[Start]

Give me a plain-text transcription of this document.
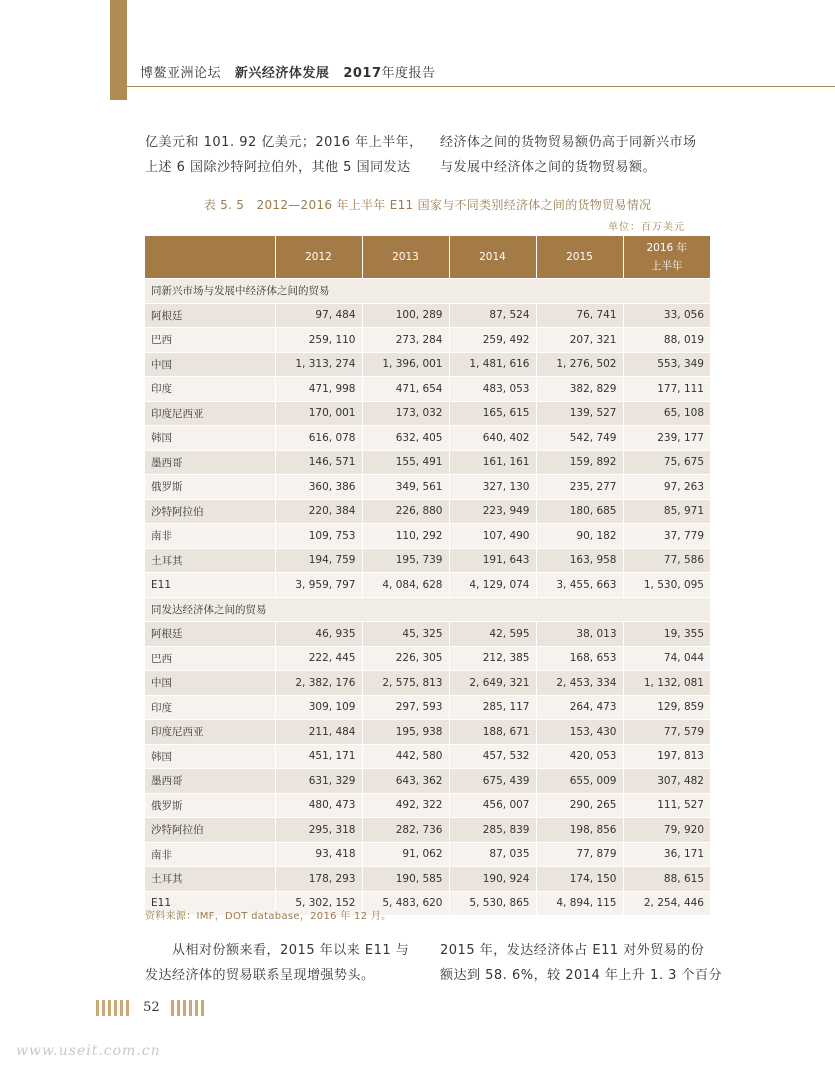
博鳌亚洲论坛 新兴经济体发展 2017年度报告
亿美元和 101. 92 亿美元；2016 年上半年，
上述 6 国除沙特阿拉伯外，其他 5 国同发达
经济体之间的货物贸易额仍高于同新兴市场
与发展中经济体之间的货物贸易额。
表 5. 5　2012—2016 年上半年 E11 国家与不同类别经济体之间的货物贸易情况
单位：百万美元
	2012	2013	2014	2015	2016 年
上半年
同新兴市场与发展中经济体之间的贸易					
阿根廷	97, 484	100, 289	87, 524	76, 741	33, 056
巴西	259, 110	273, 284	259, 492	207, 321	88, 019
中国	1, 313, 274	1, 396, 001	1, 481, 616	1, 276, 502	553, 349
印度	471, 998	471, 654	483, 053	382, 829	177, 111
印度尼西亚	170, 001	173, 032	165, 615	139, 527	65, 108
韩国	616, 078	632, 405	640, 402	542, 749	239, 177
墨西哥	146, 571	155, 491	161, 161	159, 892	75, 675
俄罗斯	360, 386	349, 561	327, 130	235, 277	97, 263
沙特阿拉伯	220, 384	226, 880	223, 949	180, 685	85, 971
南非	109, 753	110, 292	107, 490	90, 182	37, 779
土耳其	194, 759	195, 739	191, 643	163, 958	77, 586
E11	3, 959, 797	4, 084, 628	4, 129, 074	3, 455, 663	1, 530, 095
同发达经济体之间的贸易					
阿根廷	46, 935	45, 325	42, 595	38, 013	19, 355
巴西	222, 445	226, 305	212, 385	168, 653	74, 044
中国	2, 382, 176	2, 575, 813	2, 649, 321	2, 453, 334	1, 132, 081
印度	309, 109	297, 593	285, 117	264, 473	129, 859
印度尼西亚	211, 484	195, 938	188, 671	153, 430	77, 579
韩国	451, 171	442, 580	457, 532	420, 053	197, 813
墨西哥	631, 329	643, 362	675, 439	655, 009	307, 482
俄罗斯	480, 473	492, 322	456, 007	290, 265	111, 527
沙特阿拉伯	295, 318	282, 736	285, 839	198, 856	79, 920
南非	93, 418	91, 062	87, 035	77, 879	36, 171
土耳其	178, 293	190, 585	190, 924	174, 150	88, 615
E11	5, 302, 152	5, 483, 620	5, 530, 865	4, 894, 115	2, 254, 446
资料来源：IMF，DOT database，2016 年 12 月。
　　从相对份额来看，2015 年以来 E11 与
发达经济体的贸易联系呈现增强势头。
2015 年，发达经济体占 E11 对外贸易的份
额达到 58. 6%，较 2014 年上升 1. 3 个百分
52
www.useit.com.cn
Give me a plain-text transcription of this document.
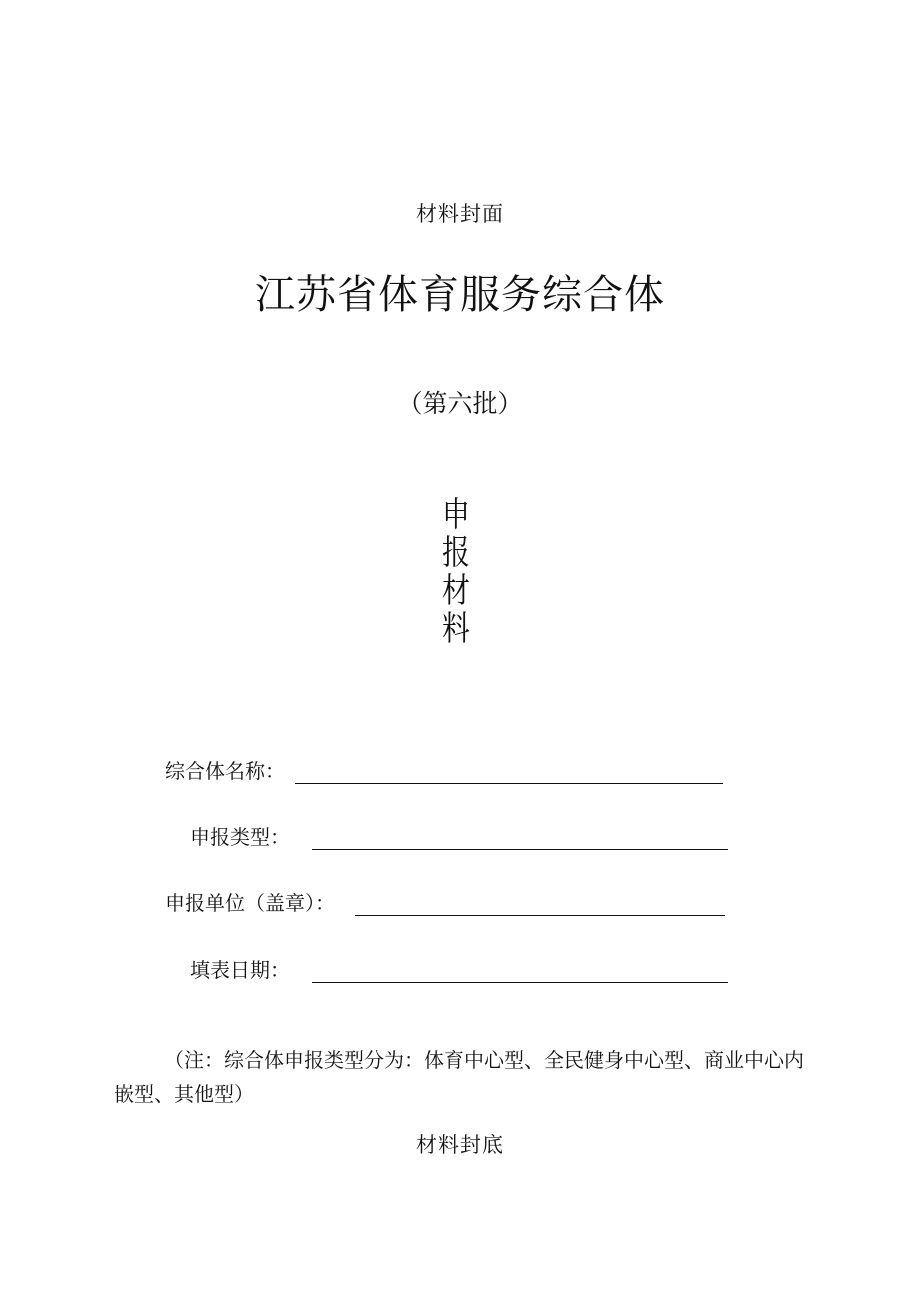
材料封面
江苏省体育服务综合体
（第六批）
申
报
材
料
综合体名称：
申报类型：
申报单位（盖章）：
填表日期：
（注：综合体申报类型分为：体育中心型、全民健身中心型、商业中心内嵌型、其他型）
材料封底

[End]

- [EXERCISE DESCRIPTION]:
Copy each line exactly, and leave the pictures out of your copy.

- [SOLUTION FOR THIS TASK]:
Give me a plain-text transcription of this document.
博鳌亚洲论坛 新兴经济体发展 2017年度报告
亿美元和 101. 92 亿美元；2016 年上半年，
上述 6 国除沙特阿拉伯外，其他 5 国同发达
经济体之间的货物贸易额仍高于同新兴市场
与发展中经济体之间的货物贸易额。
表 5. 5　2012—2016 年上半年 E11 国家与不同类别经济体之间的货物贸易情况
单位：百万美元
	2012	2013	2014	2015	2016 年
上半年
同新兴市场与发展中经济体之间的贸易					
阿根廷	97, 484	100, 289	87, 524	76, 741	33, 056
巴西	259, 110	273, 284	259, 492	207, 321	88, 019
中国	1, 313, 274	1, 396, 001	1, 481, 616	1, 276, 502	553, 349
印度	471, 998	471, 654	483, 053	382, 829	177, 111
印度尼西亚	170, 001	173, 032	165, 615	139, 527	65, 108
韩国	616, 078	632, 405	640, 402	542, 749	239, 177
墨西哥	146, 571	155, 491	161, 161	159, 892	75, 675
俄罗斯	360, 386	349, 561	327, 130	235, 277	97, 263
沙特阿拉伯	220, 384	226, 880	223, 949	180, 685	85, 971
南非	109, 753	110, 292	107, 490	90, 182	37, 779
土耳其	194, 759	195, 739	191, 643	163, 958	77, 586
E11	3, 959, 797	4, 084, 628	4, 129, 074	3, 455, 663	1, 530, 095
同发达经济体之间的贸易					
阿根廷	46, 935	45, 325	42, 595	38, 013	19, 355
巴西	222, 445	226, 305	212, 385	168, 653	74, 044
中国	2, 382, 176	2, 575, 813	2, 649, 321	2, 453, 334	1, 132, 081
印度	309, 109	297, 593	285, 117	264, 473	129, 859
印度尼西亚	211, 484	195, 938	188, 671	153, 430	77, 579
韩国	451, 171	442, 580	457, 532	420, 053	197, 813
墨西哥	631, 329	643, 362	675, 439	655, 009	307, 482
俄罗斯	480, 473	492, 322	456, 007	290, 265	111, 527
沙特阿拉伯	295, 318	282, 736	285, 839	198, 856	79, 920
南非	93, 418	91, 062	87, 035	77, 879	36, 171
土耳其	178, 293	190, 585	190, 924	174, 150	88, 615
E11	5, 302, 152	5, 483, 620	5, 530, 865	4, 894, 115	2, 254, 446
资料来源：IMF，DOT database，2016 年 12 月。
　　从相对份额来看，2015 年以来 E11 与
发达经济体的贸易联系呈现增强势头。
2015 年，发达经济体占 E11 对外贸易的份
额达到 58. 6%，较 2014 年上升 1. 3 个百分
52
www.useit.com.cn
Give me a plain-text transcription of this document.
材料封面
江苏省体育服务综合体
（第六批）
申
报
材
料
综合体名称：
申报类型：
申报单位（盖章）：
填表日期：
（注：综合体申报类型分为：体育中心型、全民健身中心型、商业中心内嵌型、其他型）
材料封底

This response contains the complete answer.